>> start DATA LISTING
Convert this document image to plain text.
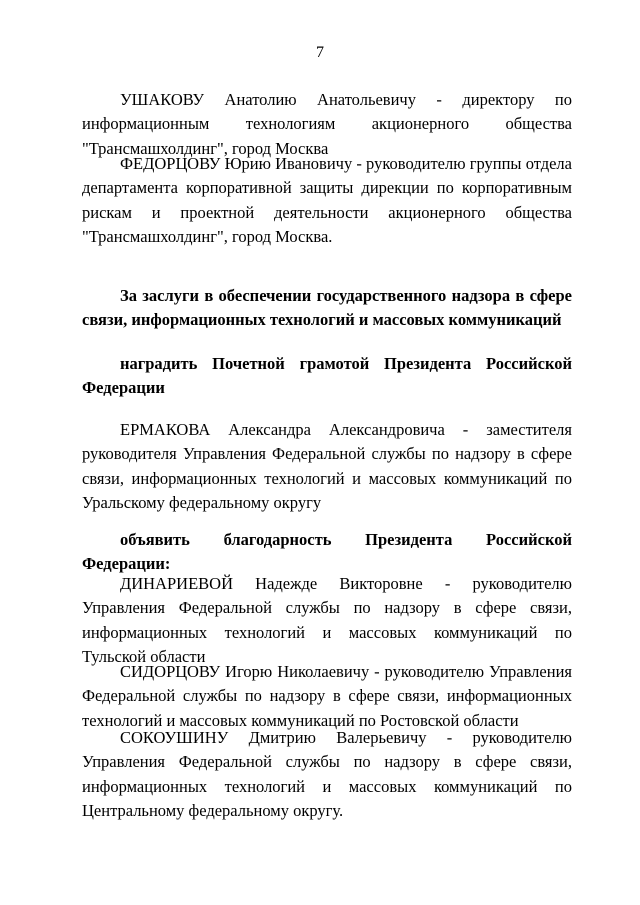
7

УШАКОВУ Анатолию Анатольевичу - директору по информационным технологиям акционерного общества "Трансмашхолдинг", город Москва

ФЕДОРЦОВУ Юрию Ивановичу - руководителю группы отдела департамента корпоративной защиты дирекции по корпоративным рискам и проектной деятельности акционерного общества "Трансмашхолдинг", город Москва.

За заслуги в обеспечении государственного надзора в сфере связи, информационных технологий и массовых коммуникаций

наградить Почетной грамотой Президента Российской Федерации

ЕРМАКОВА Александра Александровича - заместителя руководителя Управления Федеральной службы по надзору в сфере связи, информационных технологий и массовых коммуникаций по Уральскому федеральному округу

объявить благодарность Президента Российской Федерации:

ДИНАРИЕВОЙ Надежде Викторовне - руководителю Управления Федеральной службы по надзору в сфере связи, информационных технологий и массовых коммуникаций по Тульской области

СИДОРЦОВУ Игорю Николаевичу - руководителю Управления Федеральной службы по надзору в сфере связи, информационных технологий и массовых коммуникаций по Ростовской области

СОКОУШИНУ Дмитрию Валерьевичу - руководителю Управления Федеральной службы по надзору в сфере связи, информационных технологий и массовых коммуникаций по Центральному федеральному округу.
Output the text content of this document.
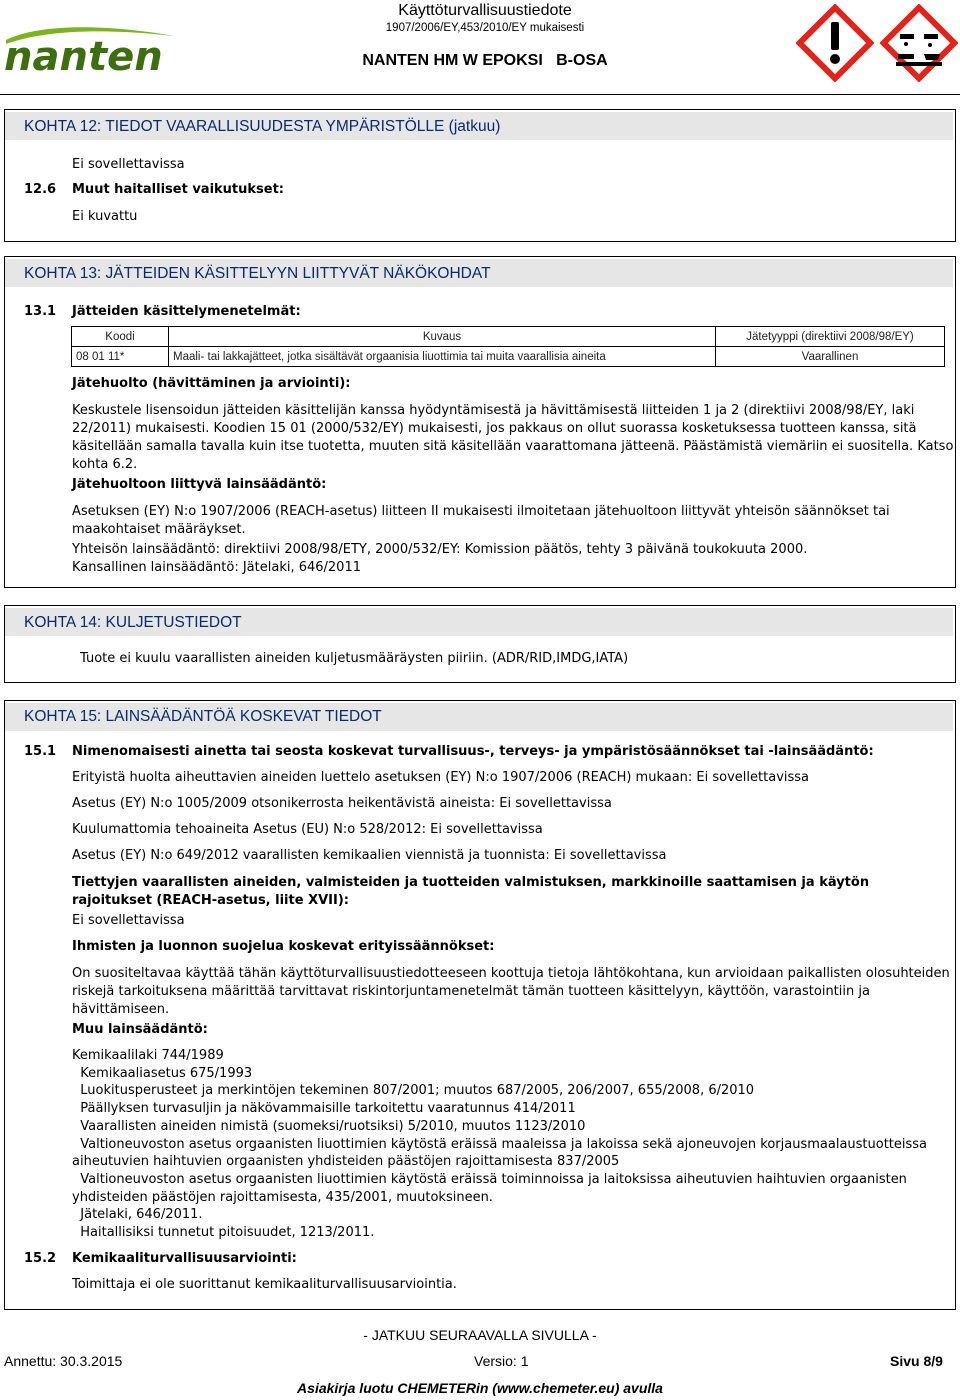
nanten
Käyttöturvallisuustiedote
1907/2006/EY,453/2010/EY mukaisesti
NANTEN HM W EPOKSI   B-OSA
KOHTA 12: TIEDOT VAARALLISUUDESTA YMPÄRISTÖLLE (jatkuu)
Ei sovellettavissa
12.6 Muut haitalliset vaikutukset:
Ei kuvattu
KOHTA 13: JÄTTEIDEN KÄSITTELYYN LIITTYVÄT NÄKÖKOHDAT
13.1 Jätteiden käsittelymenetelmät:
Koodi	Kuvaus	Jätetyyppi (direktiivi 2008/98/EY)
08 01 11*	Maali- tai lakkajätteet, jotka sisältävät orgaanisia liuottimia tai muita vaarallisia aineita	Vaarallinen
Jätehuolto (hävittäminen ja arviointi):
Keskustele lisensoidun jätteiden käsittelijän kanssa hyödyntämisestä ja hävittämisestä liitteiden 1 ja 2 (direktiivi 2008/98/EY, laki
22/2011) mukaisesti. Koodien 15 01 (2000/532/EY) mukaisesti, jos pakkaus on ollut suorassa kosketuksessa tuotteen kanssa, sitä
käsitellään samalla tavalla kuin itse tuotetta, muuten sitä käsitellään vaarattomana jätteenä. Päästämistä viemäriin ei suositella. Katso
kohta 6.2.
Jätehuoltoon liittyvä lainsäädäntö:
Asetuksen (EY) N:o 1907/2006 (REACH-asetus) liitteen II mukaisesti ilmoitetaan jätehuoltoon liittyvät yhteisön säännökset tai
maakohtaiset määräykset.
Yhteisön lainsäädäntö: direktiivi 2008/98/ETY, 2000/532/EY: Komission päätös, tehty 3 päivänä toukokuuta 2000.
Kansallinen lainsäädäntö: Jätelaki, 646/2011
KOHTA 14: KULJETUSTIEDOT
Tuote ei kuulu vaarallisten aineiden kuljetusmääräysten piiriin. (ADR/RID,IMDG,IATA)
KOHTA 15: LAINSÄÄDÄNTÖÄ KOSKEVAT TIEDOT
15.1 Nimenomaisesti ainetta tai seosta koskevat turvallisuus-, terveys- ja ympäristösäännökset tai -lainsäädäntö:
Erityistä huolta aiheuttavien aineiden luettelo asetuksen (EY) N:o 1907/2006 (REACH) mukaan: Ei sovellettavissa
Asetus (EY) N:o 1005/2009 otsonikerrosta heikentävistä aineista: Ei sovellettavissa
Kuulumattomia tehoaineita Asetus (EU) N:o 528/2012: Ei sovellettavissa
Asetus (EY) N:o 649/2012 vaarallisten kemikaalien viennistä ja tuonnista: Ei sovellettavissa
Tiettyjen vaarallisten aineiden, valmisteiden ja tuotteiden valmistuksen, markkinoille saattamisen ja käytön
rajoitukset (REACH-asetus, liite XVII):
Ei sovellettavissa
Ihmisten ja luonnon suojelua koskevat erityissäännökset:
On suositeltavaa käyttää tähän käyttöturvallisuustiedotteeseen koottuja tietoja lähtökohtana, kun arvioidaan paikallisten olosuhteiden
riskejä tarkoituksena määrittää tarvittavat riskintorjuntamenetelmät tämän tuotteen käsittelyyn, käyttöön, varastointiin ja
hävittämiseen.
Muu lainsäädäntö:
Kemikaalilaki 744/1989
Kemikaaliasetus 675/1993
Luokitusperusteet ja merkintöjen tekeminen 807/2001; muutos 687/2005, 206/2007, 655/2008, 6/2010
Päällyksen turvasuljin ja näkövammaisille tarkoitettu vaaratunnus 414/2011
Vaarallisten aineiden nimistä (suomeksi/ruotsiksi) 5/2010, muutos 1123/2010
Valtioneuvoston asetus orgaanisten liuottimien käytöstä eräissä maaleissa ja lakoissa sekä ajoneuvojen korjausmaalaustuotteissa
aiheutuvien haihtuvien orgaanisten yhdisteiden päästöjen rajoittamisesta 837/2005
Valtioneuvoston asetus orgaanisten liuottimien käytöstä eräissä toiminnoissa ja laitoksissa aiheutuvien haihtuvien orgaanisten
yhdisteiden päästöjen rajoittamisesta, 435/2001, muutoksineen.
Jätelaki, 646/2011.
Haitallisiksi tunnetut pitoisuudet, 1213/2011.
15.2 Kemikaaliturvallisuusarviointi:
Toimittaja ei ole suorittanut kemikaaliturvallisuusarviointia.
- JATKUU SEURAAVALLA SIVULLA -
Annettu: 30.3.2015	Versio: 1	Sivu 8/9
Asiakirja luotu CHEMETERin (www.chemeter.eu) avulla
>> end DATA LISTING
STATED GOAL: Repeat each record exactly as shown above, dropping all images.

RESULT OF THIS EXERCISE:
Convert this document image to plain text.
7

УШАКОВУ Анатолию Анатольевичу - директору по информационным технологиям акционерного общества "Трансмашхолдинг", город Москва

ФЕДОРЦОВУ Юрию Ивановичу - руководителю группы отдела департамента корпоративной защиты дирекции по корпоративным рискам и проектной деятельности акционерного общества "Трансмашхолдинг", город Москва.

За заслуги в обеспечении государственного надзора в сфере связи, информационных технологий и массовых коммуникаций

наградить Почетной грамотой Президента Российской Федерации

ЕРМАКОВА Александра Александровича - заместителя руководителя Управления Федеральной службы по надзору в сфере связи, информационных технологий и массовых коммуникаций по Уральскому федеральному округу

объявить благодарность Президента Российской Федерации:

ДИНАРИЕВОЙ Надежде Викторовне - руководителю Управления Федеральной службы по надзору в сфере связи, информационных технологий и массовых коммуникаций по Тульской области

СИДОРЦОВУ Игорю Николаевичу - руководителю Управления Федеральной службы по надзору в сфере связи, информационных технологий и массовых коммуникаций по Ростовской области

СОКОУШИНУ Дмитрию Валерьевичу - руководителю Управления Федеральной службы по надзору в сфере связи, информационных технологий и массовых коммуникаций по Центральному федеральному округу.
Output the text content of this document.
nanten
Käyttöturvallisuustiedote
1907/2006/EY,453/2010/EY mukaisesti
NANTEN HM W EPOKSI   B-OSA
KOHTA 12: TIEDOT VAARALLISUUDESTA YMPÄRISTÖLLE (jatkuu)
Ei sovellettavissa
12.6 Muut haitalliset vaikutukset:
Ei kuvattu
KOHTA 13: JÄTTEIDEN KÄSITTELYYN LIITTYVÄT NÄKÖKOHDAT
13.1 Jätteiden käsittelymenetelmät:
Koodi	Kuvaus	Jätetyyppi (direktiivi 2008/98/EY)
08 01 11*	Maali- tai lakkajätteet, jotka sisältävät orgaanisia liuottimia tai muita vaarallisia aineita	Vaarallinen
Jätehuolto (hävittäminen ja arviointi):
Keskustele lisensoidun jätteiden käsittelijän kanssa hyödyntämisestä ja hävittämisestä liitteiden 1 ja 2 (direktiivi 2008/98/EY, laki
22/2011) mukaisesti. Koodien 15 01 (2000/532/EY) mukaisesti, jos pakkaus on ollut suorassa kosketuksessa tuotteen kanssa, sitä
käsitellään samalla tavalla kuin itse tuotetta, muuten sitä käsitellään vaarattomana jätteenä. Päästämistä viemäriin ei suositella. Katso
kohta 6.2.
Jätehuoltoon liittyvä lainsäädäntö:
Asetuksen (EY) N:o 1907/2006 (REACH-asetus) liitteen II mukaisesti ilmoitetaan jätehuoltoon liittyvät yhteisön säännökset tai
maakohtaiset määräykset.
Yhteisön lainsäädäntö: direktiivi 2008/98/ETY, 2000/532/EY: Komission päätös, tehty 3 päivänä toukokuuta 2000.
Kansallinen lainsäädäntö: Jätelaki, 646/2011
KOHTA 14: KULJETUSTIEDOT
Tuote ei kuulu vaarallisten aineiden kuljetusmääräysten piiriin. (ADR/RID,IMDG,IATA)
KOHTA 15: LAINSÄÄDÄNTÖÄ KOSKEVAT TIEDOT
15.1 Nimenomaisesti ainetta tai seosta koskevat turvallisuus-, terveys- ja ympäristösäännökset tai -lainsäädäntö:
Erityistä huolta aiheuttavien aineiden luettelo asetuksen (EY) N:o 1907/2006 (REACH) mukaan: Ei sovellettavissa
Asetus (EY) N:o 1005/2009 otsonikerrosta heikentävistä aineista: Ei sovellettavissa
Kuulumattomia tehoaineita Asetus (EU) N:o 528/2012: Ei sovellettavissa
Asetus (EY) N:o 649/2012 vaarallisten kemikaalien viennistä ja tuonnista: Ei sovellettavissa
Tiettyjen vaarallisten aineiden, valmisteiden ja tuotteiden valmistuksen, markkinoille saattamisen ja käytön
rajoitukset (REACH-asetus, liite XVII):
Ei sovellettavissa
Ihmisten ja luonnon suojelua koskevat erityissäännökset:
On suositeltavaa käyttää tähän käyttöturvallisuustiedotteeseen koottuja tietoja lähtökohtana, kun arvioidaan paikallisten olosuhteiden
riskejä tarkoituksena määrittää tarvittavat riskintorjuntamenetelmät tämän tuotteen käsittelyyn, käyttöön, varastointiin ja
hävittämiseen.
Muu lainsäädäntö:
Kemikaalilaki 744/1989
Kemikaaliasetus 675/1993
Luokitusperusteet ja merkintöjen tekeminen 807/2001; muutos 687/2005, 206/2007, 655/2008, 6/2010
Päällyksen turvasuljin ja näkövammaisille tarkoitettu vaaratunnus 414/2011
Vaarallisten aineiden nimistä (suomeksi/ruotsiksi) 5/2010, muutos 1123/2010
Valtioneuvoston asetus orgaanisten liuottimien käytöstä eräissä maaleissa ja lakoissa sekä ajoneuvojen korjausmaalaustuotteissa
aiheutuvien haihtuvien orgaanisten yhdisteiden päästöjen rajoittamisesta 837/2005
Valtioneuvoston asetus orgaanisten liuottimien käytöstä eräissä toiminnoissa ja laitoksissa aiheutuvien haihtuvien orgaanisten
yhdisteiden päästöjen rajoittamisesta, 435/2001, muutoksineen.
Jätelaki, 646/2011.
Haitallisiksi tunnetut pitoisuudet, 1213/2011.
15.2 Kemikaaliturvallisuusarviointi:
Toimittaja ei ole suorittanut kemikaaliturvallisuusarviointia.
- JATKUU SEURAAVALLA SIVULLA -
Annettu: 30.3.2015	Versio: 1	Sivu 8/9
Asiakirja luotu CHEMETERin (www.chemeter.eu) avulla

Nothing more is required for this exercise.